▶ _LESETEXT_
= = = = =

Köln, 2015 Foto: H.S.

22.06.2017 - von Albrecht Goeschel

Wer glaubt, die Diskriminierung der Älteren sei erst mit solchen Täuschungsmanövern wie der Riester-Rente etc. gekommen, der irrt. Wie es typisch ist für den so genannten Sozialstaat wurden die schlimmsten Gemeinheiten scheibchenweise, schrittweise, schleichend schon viel früher gestartet.

In diesem Zusammenhang muss unbedingt vom „Gesundheits-Struktur-Gesetz“ (GSG) des Jahres 1992 geredet werden. Dieses Gesetz war die bisher übelste Schreibtischtat das damaligen Gesundheitsministers Seehofer (CSU). Eifrig mitgeholfen bei dieser Verbesserung der „Sozialen Gerechtigkeit“ hat, wie üblich, die SPD.

= = = = =

▶ _DATENAUSZUG_
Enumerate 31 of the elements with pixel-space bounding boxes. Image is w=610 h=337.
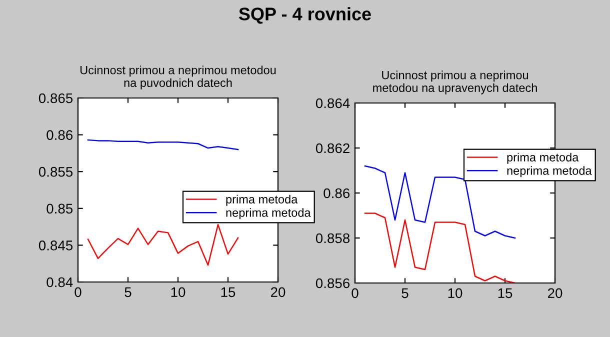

= = = = =

▶ _AUFGABE_
Gib aus dem Lesetext zum Gesundheits-Struktur-Gesetz den Abschnitt wörtlich wieder, der mit den Worten „Köln, 2015 Foto: H.S.“ beginnt und mit „üblich, die SPD.“ endet.

▶ _LÖSUNG_
Köln, 2015 Foto: H.S.

22.06.2017 - von Albrecht Goeschel

Wer glaubt, die Diskriminierung der Älteren sei erst mit solchen Täuschungsmanövern wie der Riester-Rente etc. gekommen, der irrt. Wie es typisch ist für den so genannten Sozialstaat wurden die schlimmsten Gemeinheiten scheibchenweise, schrittweise, schleichend schon viel früher gestartet.

In diesem Zusammenhang muss unbedingt vom „Gesundheits-Struktur-Gesetz“ (GSG) des Jahres 1992 geredet werden. Dieses Gesetz war die bisher übelste Schreibtischtat das damaligen Gesundheitsministers Seehofer (CSU). Eifrig mitgeholfen bei dieser Verbesserung der „Sozialen Gerechtigkeit“ hat, wie üblich, die SPD.